→ EXERCISE DATA
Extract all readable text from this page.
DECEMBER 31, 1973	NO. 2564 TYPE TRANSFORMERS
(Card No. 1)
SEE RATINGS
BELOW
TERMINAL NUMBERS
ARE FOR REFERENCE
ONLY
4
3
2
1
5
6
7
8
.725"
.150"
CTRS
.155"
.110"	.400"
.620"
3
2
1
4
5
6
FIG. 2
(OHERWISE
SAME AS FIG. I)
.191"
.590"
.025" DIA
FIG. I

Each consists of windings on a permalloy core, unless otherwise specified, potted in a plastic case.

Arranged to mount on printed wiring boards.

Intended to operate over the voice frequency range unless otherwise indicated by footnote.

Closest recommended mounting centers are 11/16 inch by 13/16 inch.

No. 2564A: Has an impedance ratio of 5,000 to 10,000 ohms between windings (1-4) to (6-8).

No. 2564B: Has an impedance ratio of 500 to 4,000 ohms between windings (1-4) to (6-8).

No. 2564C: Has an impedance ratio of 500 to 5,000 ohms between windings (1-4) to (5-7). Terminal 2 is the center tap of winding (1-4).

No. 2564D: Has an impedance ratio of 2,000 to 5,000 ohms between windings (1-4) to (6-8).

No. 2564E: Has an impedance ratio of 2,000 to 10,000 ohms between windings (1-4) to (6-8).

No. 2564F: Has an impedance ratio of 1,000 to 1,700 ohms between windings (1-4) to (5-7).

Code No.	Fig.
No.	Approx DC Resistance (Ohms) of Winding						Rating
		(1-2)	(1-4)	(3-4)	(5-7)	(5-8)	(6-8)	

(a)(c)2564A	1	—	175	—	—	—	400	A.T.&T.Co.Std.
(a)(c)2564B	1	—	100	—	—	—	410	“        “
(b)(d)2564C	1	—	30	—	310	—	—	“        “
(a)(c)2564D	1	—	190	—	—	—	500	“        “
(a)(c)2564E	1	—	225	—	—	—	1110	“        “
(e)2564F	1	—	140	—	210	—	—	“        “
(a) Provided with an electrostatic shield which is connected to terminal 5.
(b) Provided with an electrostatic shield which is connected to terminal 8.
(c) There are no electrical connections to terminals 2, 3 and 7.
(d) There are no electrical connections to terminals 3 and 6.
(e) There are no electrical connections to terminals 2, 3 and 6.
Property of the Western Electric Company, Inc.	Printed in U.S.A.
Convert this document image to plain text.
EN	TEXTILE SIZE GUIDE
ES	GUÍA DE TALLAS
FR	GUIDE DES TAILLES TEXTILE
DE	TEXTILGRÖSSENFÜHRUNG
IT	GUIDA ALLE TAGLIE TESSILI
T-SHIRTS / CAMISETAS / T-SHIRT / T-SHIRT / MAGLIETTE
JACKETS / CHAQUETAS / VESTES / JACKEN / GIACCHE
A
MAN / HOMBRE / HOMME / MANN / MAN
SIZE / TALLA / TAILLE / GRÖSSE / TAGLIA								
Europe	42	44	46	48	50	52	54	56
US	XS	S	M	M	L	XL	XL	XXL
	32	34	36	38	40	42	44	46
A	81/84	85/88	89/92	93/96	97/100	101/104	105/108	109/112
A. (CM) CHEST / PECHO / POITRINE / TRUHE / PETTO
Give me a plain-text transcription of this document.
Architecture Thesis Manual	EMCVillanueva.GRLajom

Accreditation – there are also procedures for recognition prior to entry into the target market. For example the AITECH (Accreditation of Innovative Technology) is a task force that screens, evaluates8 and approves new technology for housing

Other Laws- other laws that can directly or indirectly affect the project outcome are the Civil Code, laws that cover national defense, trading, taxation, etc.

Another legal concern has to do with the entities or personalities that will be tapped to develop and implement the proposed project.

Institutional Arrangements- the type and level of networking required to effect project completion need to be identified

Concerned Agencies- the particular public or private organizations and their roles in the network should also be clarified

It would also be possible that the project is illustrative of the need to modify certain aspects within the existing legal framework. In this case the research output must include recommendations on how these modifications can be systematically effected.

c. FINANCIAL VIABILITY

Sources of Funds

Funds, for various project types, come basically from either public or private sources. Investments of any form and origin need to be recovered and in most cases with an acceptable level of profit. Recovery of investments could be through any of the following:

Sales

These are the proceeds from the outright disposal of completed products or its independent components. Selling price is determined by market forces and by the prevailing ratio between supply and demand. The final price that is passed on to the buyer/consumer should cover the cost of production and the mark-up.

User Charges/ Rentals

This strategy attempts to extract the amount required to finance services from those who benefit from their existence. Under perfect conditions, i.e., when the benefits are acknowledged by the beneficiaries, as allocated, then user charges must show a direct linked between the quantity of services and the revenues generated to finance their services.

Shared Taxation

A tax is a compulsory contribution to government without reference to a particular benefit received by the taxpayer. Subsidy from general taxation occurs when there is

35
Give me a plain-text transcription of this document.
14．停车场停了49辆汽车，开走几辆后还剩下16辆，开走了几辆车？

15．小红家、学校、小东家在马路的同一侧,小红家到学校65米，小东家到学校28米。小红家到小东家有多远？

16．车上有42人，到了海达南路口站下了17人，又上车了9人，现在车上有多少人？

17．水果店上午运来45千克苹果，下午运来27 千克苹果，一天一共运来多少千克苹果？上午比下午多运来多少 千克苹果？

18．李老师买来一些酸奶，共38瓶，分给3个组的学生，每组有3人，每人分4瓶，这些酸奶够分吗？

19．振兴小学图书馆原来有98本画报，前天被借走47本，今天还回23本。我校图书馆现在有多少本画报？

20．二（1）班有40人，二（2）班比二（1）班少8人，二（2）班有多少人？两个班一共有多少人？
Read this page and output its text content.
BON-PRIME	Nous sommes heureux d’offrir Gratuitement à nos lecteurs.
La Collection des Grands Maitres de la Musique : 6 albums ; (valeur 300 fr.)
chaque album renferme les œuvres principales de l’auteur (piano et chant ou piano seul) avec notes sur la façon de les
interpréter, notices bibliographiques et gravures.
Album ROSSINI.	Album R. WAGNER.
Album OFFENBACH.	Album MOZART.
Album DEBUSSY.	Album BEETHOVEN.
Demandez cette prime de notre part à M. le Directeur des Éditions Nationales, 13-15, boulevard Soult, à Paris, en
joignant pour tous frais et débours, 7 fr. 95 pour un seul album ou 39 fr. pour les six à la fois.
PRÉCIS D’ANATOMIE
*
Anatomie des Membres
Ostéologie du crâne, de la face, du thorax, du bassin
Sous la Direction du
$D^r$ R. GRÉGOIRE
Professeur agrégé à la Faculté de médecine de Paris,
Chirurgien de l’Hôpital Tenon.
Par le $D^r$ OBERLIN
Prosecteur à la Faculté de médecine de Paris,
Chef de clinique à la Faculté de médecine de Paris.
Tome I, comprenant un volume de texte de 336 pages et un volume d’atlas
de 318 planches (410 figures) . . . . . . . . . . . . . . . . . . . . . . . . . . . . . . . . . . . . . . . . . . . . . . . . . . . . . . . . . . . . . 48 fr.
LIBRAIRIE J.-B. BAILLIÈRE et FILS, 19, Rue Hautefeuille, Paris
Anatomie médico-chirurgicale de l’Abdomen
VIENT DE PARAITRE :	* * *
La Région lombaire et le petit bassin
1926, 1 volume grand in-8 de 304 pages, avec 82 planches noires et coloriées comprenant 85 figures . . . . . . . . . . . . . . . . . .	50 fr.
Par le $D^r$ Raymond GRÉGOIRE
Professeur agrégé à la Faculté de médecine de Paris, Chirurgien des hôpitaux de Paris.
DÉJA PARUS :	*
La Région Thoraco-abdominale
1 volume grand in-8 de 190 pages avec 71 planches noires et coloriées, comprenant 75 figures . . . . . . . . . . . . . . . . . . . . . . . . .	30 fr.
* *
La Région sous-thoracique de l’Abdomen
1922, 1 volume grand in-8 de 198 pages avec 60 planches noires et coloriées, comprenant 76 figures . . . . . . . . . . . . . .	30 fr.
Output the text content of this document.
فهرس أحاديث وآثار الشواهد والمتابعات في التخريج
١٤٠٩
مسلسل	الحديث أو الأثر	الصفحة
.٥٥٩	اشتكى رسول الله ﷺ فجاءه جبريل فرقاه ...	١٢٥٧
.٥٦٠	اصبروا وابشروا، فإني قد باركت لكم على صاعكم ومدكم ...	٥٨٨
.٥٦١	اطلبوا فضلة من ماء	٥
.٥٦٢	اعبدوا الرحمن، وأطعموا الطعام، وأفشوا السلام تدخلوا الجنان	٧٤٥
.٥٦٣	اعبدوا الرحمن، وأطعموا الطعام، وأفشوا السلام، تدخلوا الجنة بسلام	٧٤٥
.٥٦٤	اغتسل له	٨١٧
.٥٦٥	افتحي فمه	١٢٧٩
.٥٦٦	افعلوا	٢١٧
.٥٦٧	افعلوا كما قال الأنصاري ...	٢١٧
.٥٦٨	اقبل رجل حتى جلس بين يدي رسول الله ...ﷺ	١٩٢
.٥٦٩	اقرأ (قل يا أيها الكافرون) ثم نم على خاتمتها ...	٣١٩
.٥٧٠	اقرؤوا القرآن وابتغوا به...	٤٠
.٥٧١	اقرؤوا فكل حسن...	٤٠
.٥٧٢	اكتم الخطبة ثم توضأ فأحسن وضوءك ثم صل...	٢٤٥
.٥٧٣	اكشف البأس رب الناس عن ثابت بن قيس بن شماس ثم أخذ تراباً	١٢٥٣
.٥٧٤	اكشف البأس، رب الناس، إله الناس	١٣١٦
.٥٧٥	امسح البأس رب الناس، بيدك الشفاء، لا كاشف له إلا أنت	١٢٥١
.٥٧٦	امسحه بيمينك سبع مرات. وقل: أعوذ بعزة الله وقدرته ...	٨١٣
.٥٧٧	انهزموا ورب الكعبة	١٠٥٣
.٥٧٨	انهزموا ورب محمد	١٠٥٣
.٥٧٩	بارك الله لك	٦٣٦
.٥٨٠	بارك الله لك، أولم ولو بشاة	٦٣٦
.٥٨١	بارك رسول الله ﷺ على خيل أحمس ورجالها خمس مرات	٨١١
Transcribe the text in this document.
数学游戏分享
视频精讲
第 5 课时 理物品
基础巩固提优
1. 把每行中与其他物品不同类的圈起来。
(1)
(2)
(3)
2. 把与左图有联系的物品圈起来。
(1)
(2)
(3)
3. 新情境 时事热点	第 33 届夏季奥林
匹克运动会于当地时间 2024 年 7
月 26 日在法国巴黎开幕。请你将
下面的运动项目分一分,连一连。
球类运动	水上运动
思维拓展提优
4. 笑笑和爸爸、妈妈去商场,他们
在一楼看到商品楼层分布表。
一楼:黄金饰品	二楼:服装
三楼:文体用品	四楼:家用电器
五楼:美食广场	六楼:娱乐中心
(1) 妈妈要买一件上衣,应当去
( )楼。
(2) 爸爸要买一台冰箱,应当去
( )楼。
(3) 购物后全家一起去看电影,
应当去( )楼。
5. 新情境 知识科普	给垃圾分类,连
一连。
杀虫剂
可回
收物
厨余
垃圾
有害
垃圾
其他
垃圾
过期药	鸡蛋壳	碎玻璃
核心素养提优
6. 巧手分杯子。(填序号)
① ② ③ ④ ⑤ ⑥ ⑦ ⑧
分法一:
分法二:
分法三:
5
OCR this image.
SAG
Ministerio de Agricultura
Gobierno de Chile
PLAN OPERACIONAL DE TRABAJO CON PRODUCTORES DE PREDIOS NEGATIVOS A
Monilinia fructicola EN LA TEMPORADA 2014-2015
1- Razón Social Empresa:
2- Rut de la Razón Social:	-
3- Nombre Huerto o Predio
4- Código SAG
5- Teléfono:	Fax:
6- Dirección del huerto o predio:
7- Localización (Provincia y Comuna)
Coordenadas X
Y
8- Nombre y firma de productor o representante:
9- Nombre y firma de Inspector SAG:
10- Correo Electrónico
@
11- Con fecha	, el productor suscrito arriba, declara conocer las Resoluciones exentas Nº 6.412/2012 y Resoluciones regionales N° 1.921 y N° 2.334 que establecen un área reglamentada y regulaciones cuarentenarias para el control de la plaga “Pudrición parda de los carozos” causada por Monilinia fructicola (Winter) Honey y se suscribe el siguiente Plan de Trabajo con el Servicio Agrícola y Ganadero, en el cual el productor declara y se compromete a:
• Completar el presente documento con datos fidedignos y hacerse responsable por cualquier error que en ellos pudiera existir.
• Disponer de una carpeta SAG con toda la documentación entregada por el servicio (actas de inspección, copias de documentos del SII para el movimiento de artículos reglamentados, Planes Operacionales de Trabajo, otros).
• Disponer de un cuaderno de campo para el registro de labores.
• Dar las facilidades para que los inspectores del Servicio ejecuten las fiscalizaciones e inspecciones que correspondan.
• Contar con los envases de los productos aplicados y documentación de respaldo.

→ DIRECTIONS FOR THIS TASK
Find the lines containing "مرات" and list every one of them.

→ FINAL RESULT
.٥٧٦	امسحه بيمينك سبع مرات. وقل: أعوذ بعزة الله وقدرته ...	٨١٣
.٥٨١	بارك رسول الله ﷺ على خيل أحمس ورجالها خمس مرات	٨١١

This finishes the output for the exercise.